### What the exercise asks
Pictures do not belong in the copy. Return all of the entries exactly.

[Extracted records]
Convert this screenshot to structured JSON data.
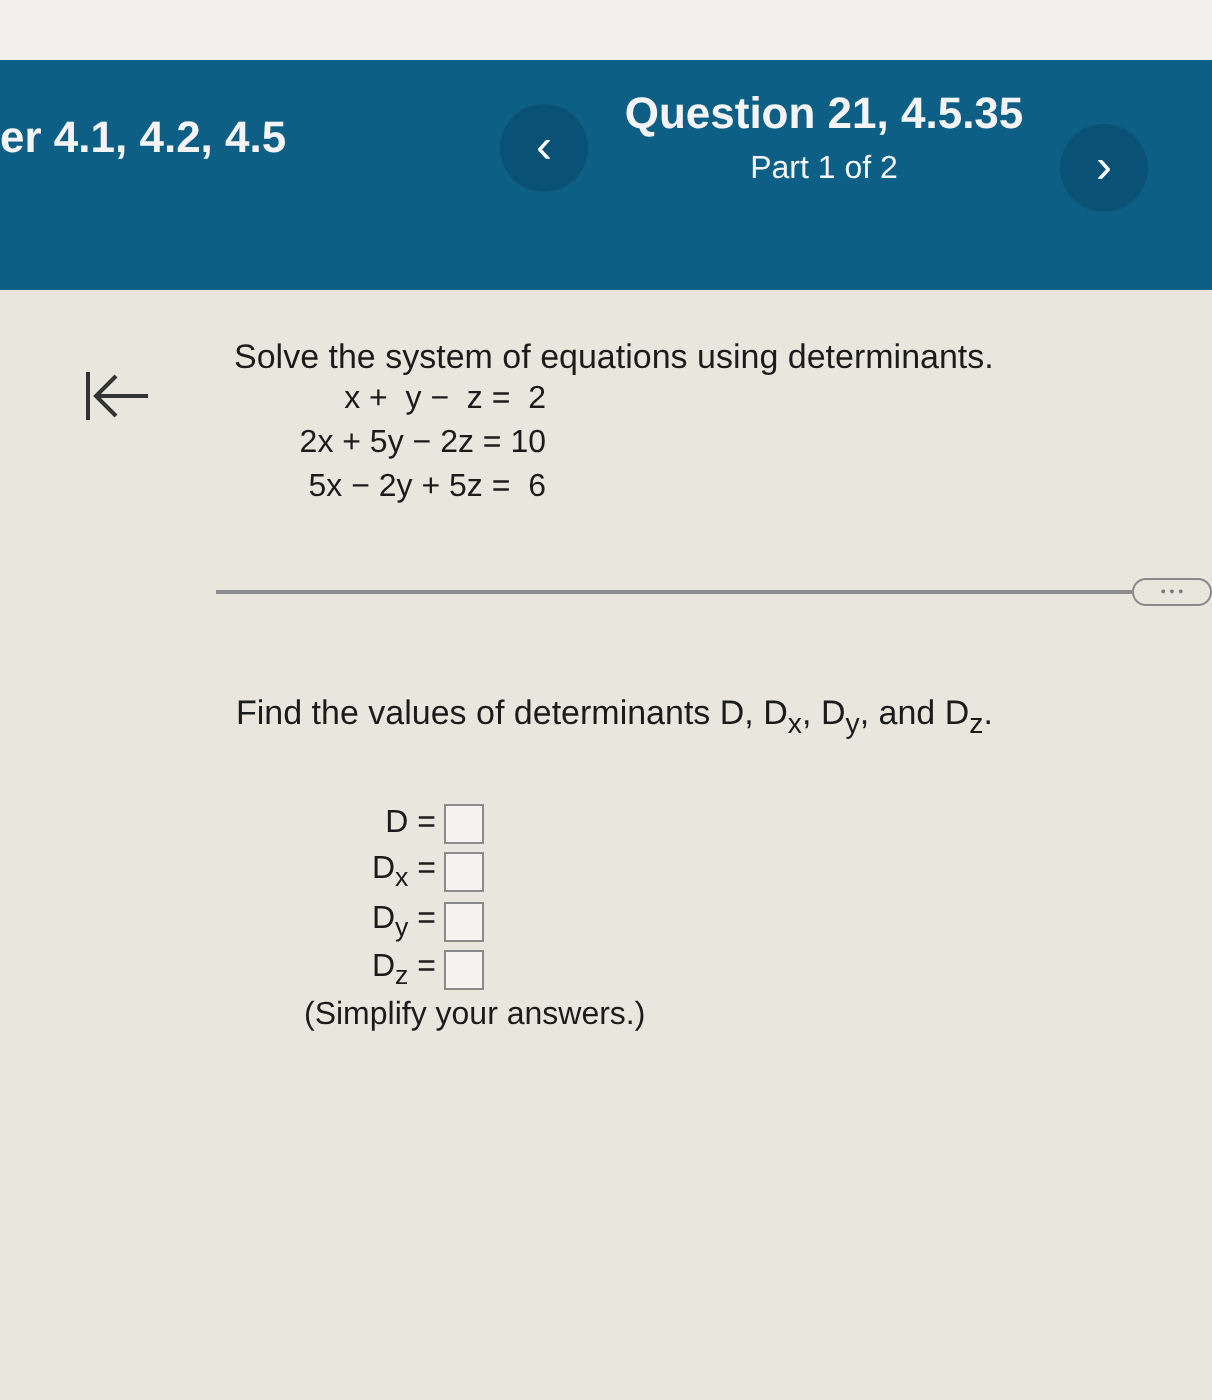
{
  "header": {
    "section_title": "er 4.1, 4.2, 4.5",
    "question_title": "Question 21, 4.5.35",
    "part": "Part 1 of 2",
    "prev_button": "‹",
    "next_button": "›"
  },
  "problem": {
    "instruction": "Solve the system of equations using determinants.",
    "equations": [
      "x +  y −  z =  2",
      "2x + 5y − 2z = 10",
      "5x − 2y + 5z =  6"
    ]
  },
  "more_button": "• • •",
  "question": "Find the values of determinants D, D$_{x}$, D$_{y}$, and D$_{z}$.",
  "answers": [
    {
      "label": "D ="
    },
    {
      "label": "D$_{x}$ ="
    },
    {
      "label": "D$_{y}$ ="
    },
    {
      "label": "D$_{z}$ ="
    }
  ],
  "note": "(Simplify your answers.)"
}
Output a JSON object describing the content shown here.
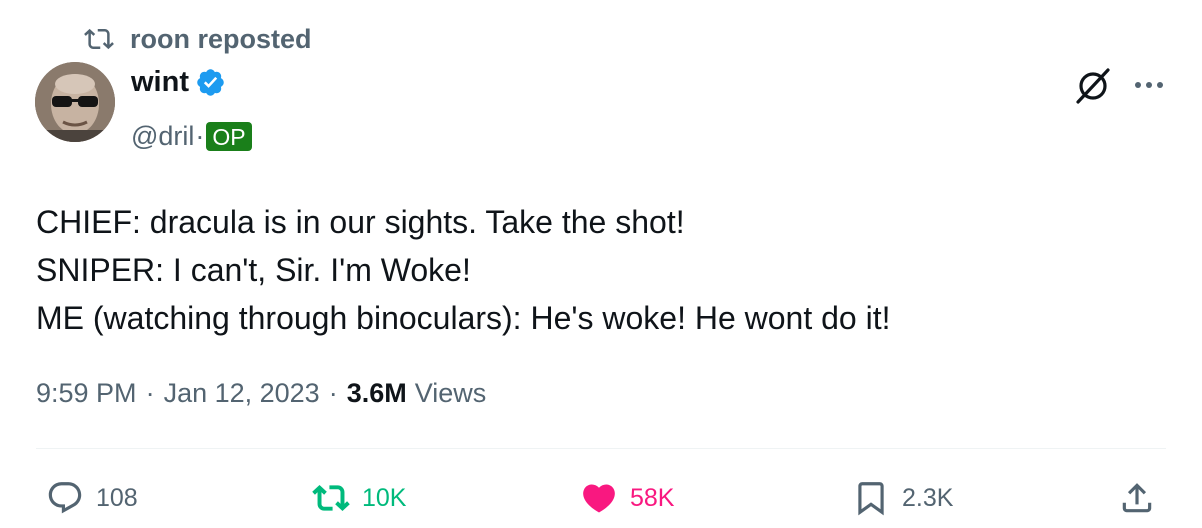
{
  "repost": {
    "icon": "repost-icon",
    "label": "roon reposted"
  },
  "author": {
    "display_name": "wint",
    "handle": "@dril",
    "separator": "·",
    "badge": "OP",
    "verified_icon": "verified-badge-icon",
    "avatar": "avatar"
  },
  "top_actions": {
    "slash_icon": "slash-circle-icon",
    "more_icon": "more-options-icon"
  },
  "tweet": {
    "lines": [
      "CHIEF: dracula is in our sights. Take the shot!",
      "SNIPER: I can't, Sir. I'm Woke!",
      "ME (watching through binoculars): He's woke! He wont do it!"
    ]
  },
  "meta": {
    "time": "9:59 PM",
    "dot1": "·",
    "date": "Jan 12, 2023",
    "dot2": "·",
    "views_count": "3.6M",
    "views_label": "Views"
  },
  "actions": {
    "reply_count": "108",
    "repost_count": "10K",
    "like_count": "58K",
    "bookmark_count": "2.3K"
  },
  "colors": {
    "text_primary": "#0f1419",
    "text_secondary": "#536471",
    "repost_green": "#00ba7c",
    "like_pink": "#f91880",
    "verified_blue": "#1d9bf0",
    "op_badge_green": "#1a7f1a",
    "divider": "#eff3f4"
  }
}
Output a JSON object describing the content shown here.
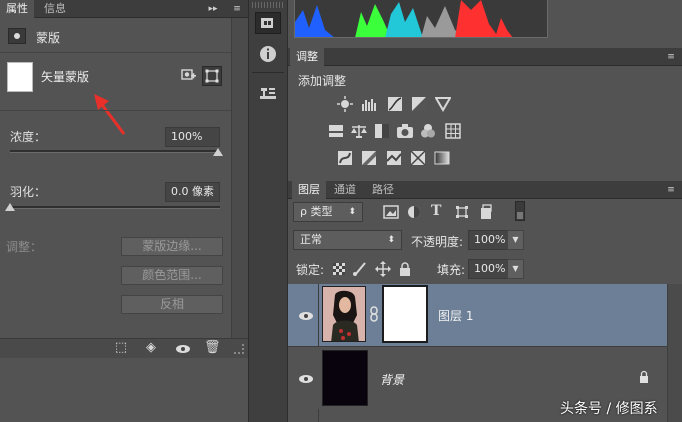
{
  "properties": {
    "tabs": [
      "属性",
      "信息"
    ],
    "mask_type_label": "蒙版",
    "vector_mask_label": "矢量蒙版",
    "density_label": "浓度：",
    "density_value": "100%",
    "density_level": 1.0,
    "feather_label": "羽化：",
    "feather_value": "0.0 像素",
    "feather_level": 0.0,
    "refine_label": "调整：",
    "mask_edge_button": "蒙版边缘...",
    "color_range_button": "颜色范围...",
    "invert_button": "反相"
  },
  "adjustments": {
    "tab": "调整",
    "add_label": "添加调整"
  },
  "layers": {
    "tabs": [
      "图层",
      "通道",
      "路径"
    ],
    "filter_kind": "ρ 类型",
    "blend_mode": "正常",
    "opacity_label": "不透明度:",
    "opacity_value": "100%",
    "lock_label": "锁定:",
    "fill_label": "填充:",
    "fill_value": "100%",
    "items": [
      {
        "name": "图层 1"
      },
      {
        "name": "背景"
      }
    ]
  },
  "watermark": "头条号 / 修图系",
  "colors": {
    "accent_arrow": "#e8302a",
    "selected_layer": "#6c7f96"
  }
}
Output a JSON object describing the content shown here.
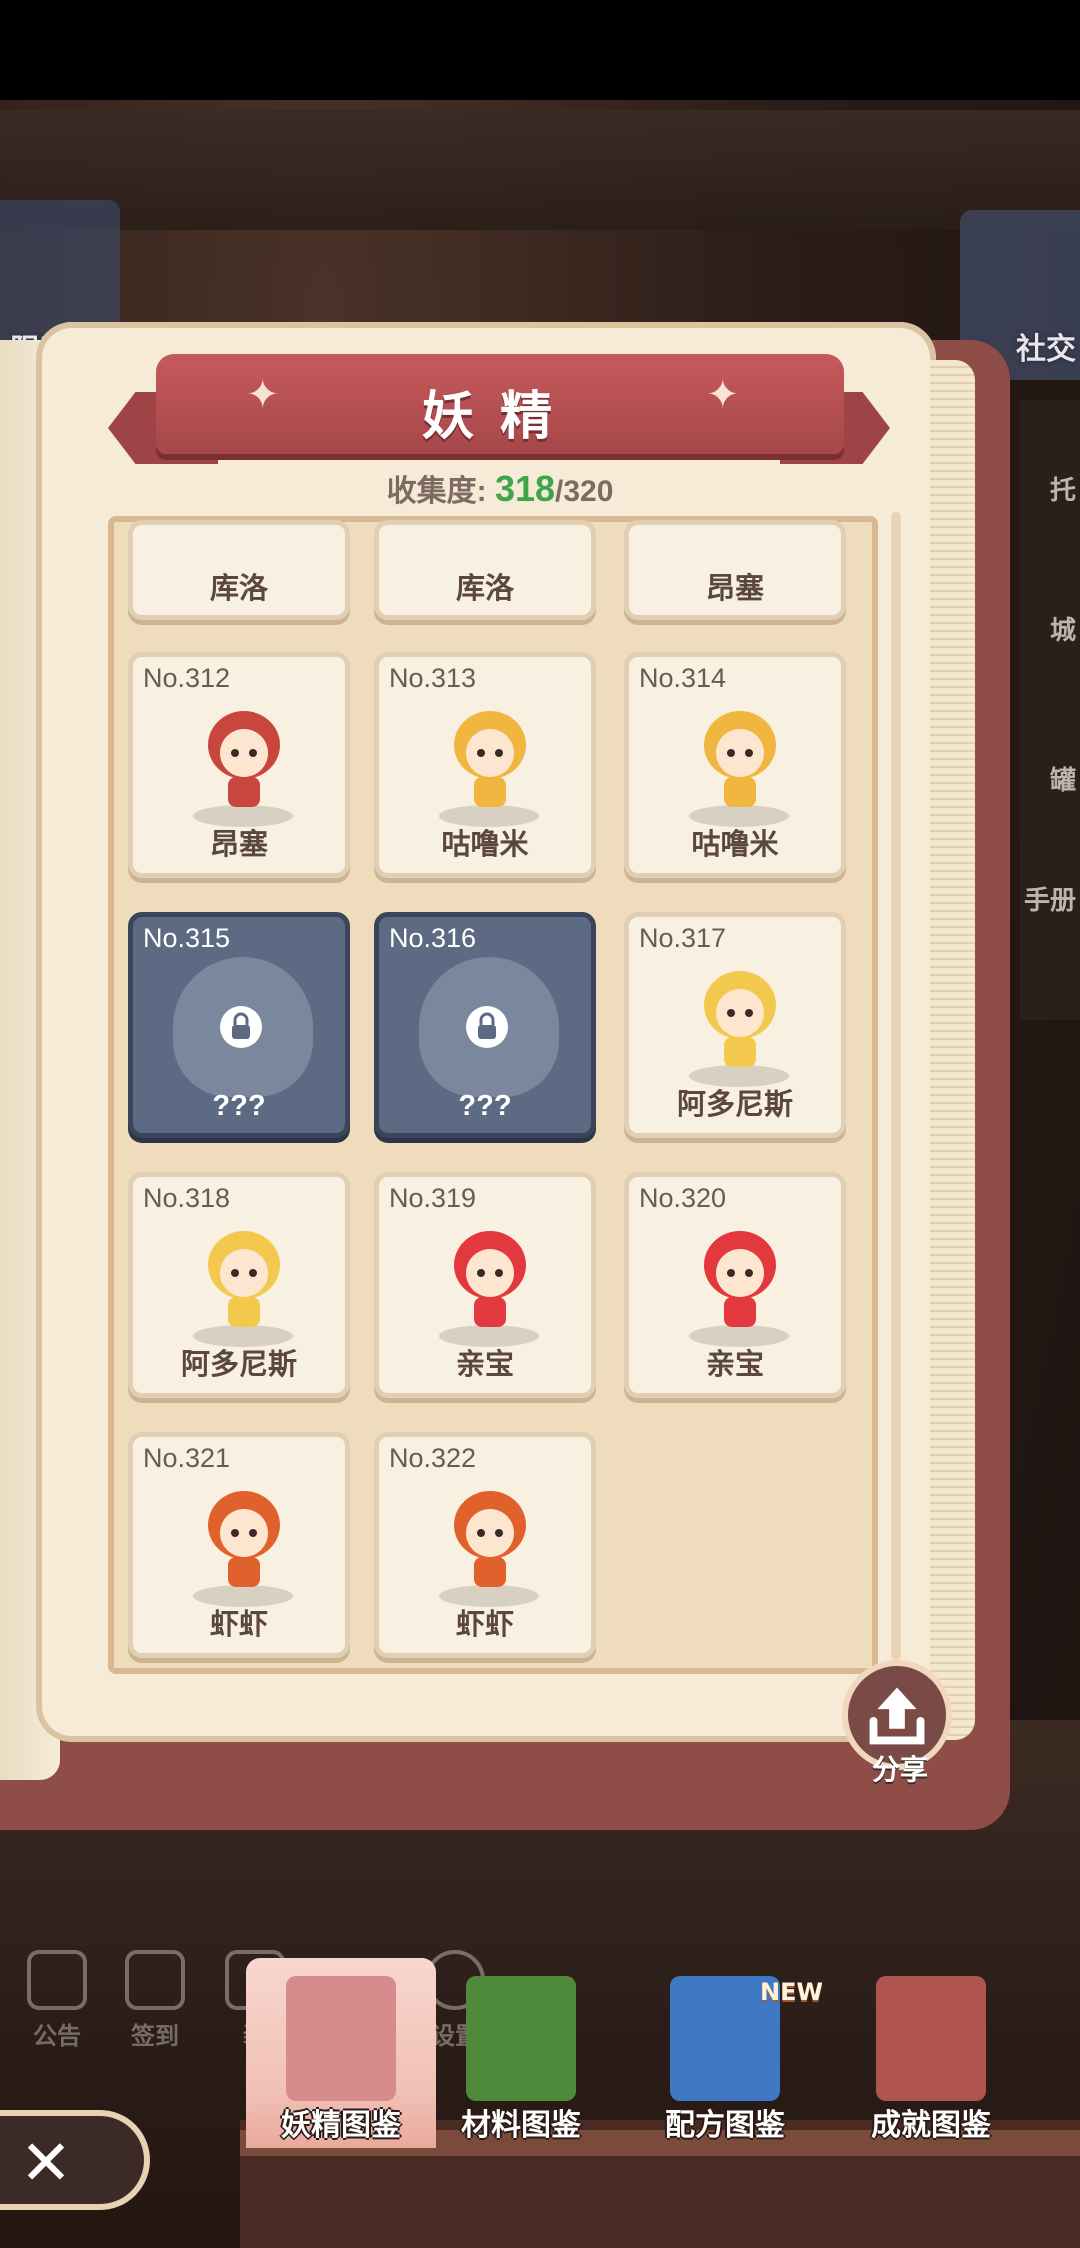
{
  "window": {
    "title": "妖精"
  },
  "collection": {
    "label": "收集度:",
    "current": "318",
    "total": "/320"
  },
  "left_tab_label": "限时活",
  "right_tab_label": "社交",
  "right_strip": [
    "托",
    "城",
    "罐",
    "手册"
  ],
  "top_row": [
    {
      "name": "库洛"
    },
    {
      "name": "库洛"
    },
    {
      "name": "昂塞"
    }
  ],
  "cards": [
    {
      "no": "No.312",
      "name": "昂塞",
      "locked": false,
      "color": "#c9463f"
    },
    {
      "no": "No.313",
      "name": "咕噜米",
      "locked": false,
      "color": "#f1b640"
    },
    {
      "no": "No.314",
      "name": "咕噜米",
      "locked": false,
      "color": "#f1b640"
    },
    {
      "no": "No.315",
      "name": "???",
      "locked": true
    },
    {
      "no": "No.316",
      "name": "???",
      "locked": true
    },
    {
      "no": "No.317",
      "name": "阿多尼斯",
      "locked": false,
      "color": "#f3c94d"
    },
    {
      "no": "No.318",
      "name": "阿多尼斯",
      "locked": false,
      "color": "#f3c94d"
    },
    {
      "no": "No.319",
      "name": "亲宝",
      "locked": false,
      "color": "#e2383e"
    },
    {
      "no": "No.320",
      "name": "亲宝",
      "locked": false,
      "color": "#e2383e"
    },
    {
      "no": "No.321",
      "name": "虾虾",
      "locked": false,
      "color": "#e0612c"
    },
    {
      "no": "No.322",
      "name": "虾虾",
      "locked": false,
      "color": "#e0612c"
    }
  ],
  "share": {
    "label": "分享"
  },
  "faded_menu": [
    "公告",
    "签到",
    "装",
    "",
    "设置"
  ],
  "tabs": [
    {
      "label": "妖精图鉴",
      "active": true,
      "icon": "fairy-book-icon",
      "color": "#d88b8d"
    },
    {
      "label": "材料图鉴",
      "active": false,
      "icon": "material-book-icon",
      "color": "#4f8a3b"
    },
    {
      "label": "配方图鉴",
      "active": false,
      "icon": "recipe-book-icon",
      "color": "#3f78c4"
    },
    {
      "label": "成就图鉴",
      "active": false,
      "icon": "achievement-book-icon",
      "color": "#b0554d"
    }
  ],
  "new_badge": "NEW",
  "close": {
    "icon": "close-icon"
  }
}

### The answer
Convert this screenshot to structured JSON data.
{
  "header": {
    "section_title": "er 4.1, 4.2, 4.5",
    "question_title": "Question 21, 4.5.35",
    "part": "Part 1 of 2",
    "prev_button": "‹",
    "next_button": "›"
  },
  "problem": {
    "instruction": "Solve the system of equations using determinants.",
    "equations": [
      "x +  y −  z =  2",
      "2x + 5y − 2z = 10",
      "5x − 2y + 5z =  6"
    ]
  },
  "more_button": "• • •",
  "question": "Find the values of determinants D, D$_{x}$, D$_{y}$, and D$_{z}$.",
  "answers": [
    {
      "label": "D ="
    },
    {
      "label": "D$_{x}$ ="
    },
    {
      "label": "D$_{y}$ ="
    },
    {
      "label": "D$_{z}$ ="
    }
  ],
  "note": "(Simplify your answers.)"
}
Output a JSON object describing the content shown here.
{
  "repost": {
    "icon": "repost-icon",
    "label": "roon reposted"
  },
  "author": {
    "display_name": "wint",
    "handle": "@dril",
    "separator": "·",
    "badge": "OP",
    "verified_icon": "verified-badge-icon",
    "avatar": "avatar"
  },
  "top_actions": {
    "slash_icon": "slash-circle-icon",
    "more_icon": "more-options-icon"
  },
  "tweet": {
    "lines": [
      "CHIEF: dracula is in our sights. Take the shot!",
      "SNIPER: I can't, Sir. I'm Woke!",
      "ME (watching through binoculars): He's woke! He wont do it!"
    ]
  },
  "meta": {
    "time": "9:59 PM",
    "dot1": "·",
    "date": "Jan 12, 2023",
    "dot2": "·",
    "views_count": "3.6M",
    "views_label": "Views"
  },
  "actions": {
    "reply_count": "108",
    "repost_count": "10K",
    "like_count": "58K",
    "bookmark_count": "2.3K"
  },
  "colors": {
    "text_primary": "#0f1419",
    "text_secondary": "#536471",
    "repost_green": "#00ba7c",
    "like_pink": "#f91880",
    "verified_blue": "#1d9bf0",
    "op_badge_green": "#1a7f1a",
    "divider": "#eff3f4"
  }
}
Output a JSON object describing the content shown here.
{
  "properties": {
    "tabs": [
      "属性",
      "信息"
    ],
    "mask_type_label": "蒙版",
    "vector_mask_label": "矢量蒙版",
    "density_label": "浓度：",
    "density_value": "100%",
    "density_level": 1.0,
    "feather_label": "羽化：",
    "feather_value": "0.0 像素",
    "feather_level": 0.0,
    "refine_label": "调整：",
    "mask_edge_button": "蒙版边缘...",
    "color_range_button": "颜色范围...",
    "invert_button": "反相"
  },
  "adjustments": {
    "tab": "调整",
    "add_label": "添加调整"
  },
  "layers": {
    "tabs": [
      "图层",
      "通道",
      "路径"
    ],
    "filter_kind": "ρ 类型",
    "blend_mode": "正常",
    "opacity_label": "不透明度:",
    "opacity_value": "100%",
    "lock_label": "锁定:",
    "fill_label": "填充:",
    "fill_value": "100%",
    "items": [
      {
        "name": "图层 1"
      },
      {
        "name": "背景"
      }
    ]
  },
  "watermark": "头条号 / 修图系",
  "colors": {
    "accent_arrow": "#e8302a",
    "selected_layer": "#6c7f96"
  }
}
Output a JSON object describing the content shown here.
{
  "window": {
    "title": "妖精"
  },
  "collection": {
    "label": "收集度:",
    "current": "318",
    "total": "/320"
  },
  "left_tab_label": "限时活",
  "right_tab_label": "社交",
  "right_strip": [
    "托",
    "城",
    "罐",
    "手册"
  ],
  "top_row": [
    {
      "name": "库洛"
    },
    {
      "name": "库洛"
    },
    {
      "name": "昂塞"
    }
  ],
  "cards": [
    {
      "no": "No.312",
      "name": "昂塞",
      "locked": false,
      "color": "#c9463f"
    },
    {
      "no": "No.313",
      "name": "咕噜米",
      "locked": false,
      "color": "#f1b640"
    },
    {
      "no": "No.314",
      "name": "咕噜米",
      "locked": false,
      "color": "#f1b640"
    },
    {
      "no": "No.315",
      "name": "???",
      "locked": true
    },
    {
      "no": "No.316",
      "name": "???",
      "locked": true
    },
    {
      "no": "No.317",
      "name": "阿多尼斯",
      "locked": false,
      "color": "#f3c94d"
    },
    {
      "no": "No.318",
      "name": "阿多尼斯",
      "locked": false,
      "color": "#f3c94d"
    },
    {
      "no": "No.319",
      "name": "亲宝",
      "locked": false,
      "color": "#e2383e"
    },
    {
      "no": "No.320",
      "name": "亲宝",
      "locked": false,
      "color": "#e2383e"
    },
    {
      "no": "No.321",
      "name": "虾虾",
      "locked": false,
      "color": "#e0612c"
    },
    {
      "no": "No.322",
      "name": "虾虾",
      "locked": false,
      "color": "#e0612c"
    }
  ],
  "share": {
    "label": "分享"
  },
  "faded_menu": [
    "公告",
    "签到",
    "装",
    "",
    "设置"
  ],
  "tabs": [
    {
      "label": "妖精图鉴",
      "active": true,
      "icon": "fairy-book-icon",
      "color": "#d88b8d"
    },
    {
      "label": "材料图鉴",
      "active": false,
      "icon": "material-book-icon",
      "color": "#4f8a3b"
    },
    {
      "label": "配方图鉴",
      "active": false,
      "icon": "recipe-book-icon",
      "color": "#3f78c4"
    },
    {
      "label": "成就图鉴",
      "active": false,
      "icon": "achievement-book-icon",
      "color": "#b0554d"
    }
  ],
  "new_badge": "NEW",
  "close": {
    "icon": "close-icon"
  }
}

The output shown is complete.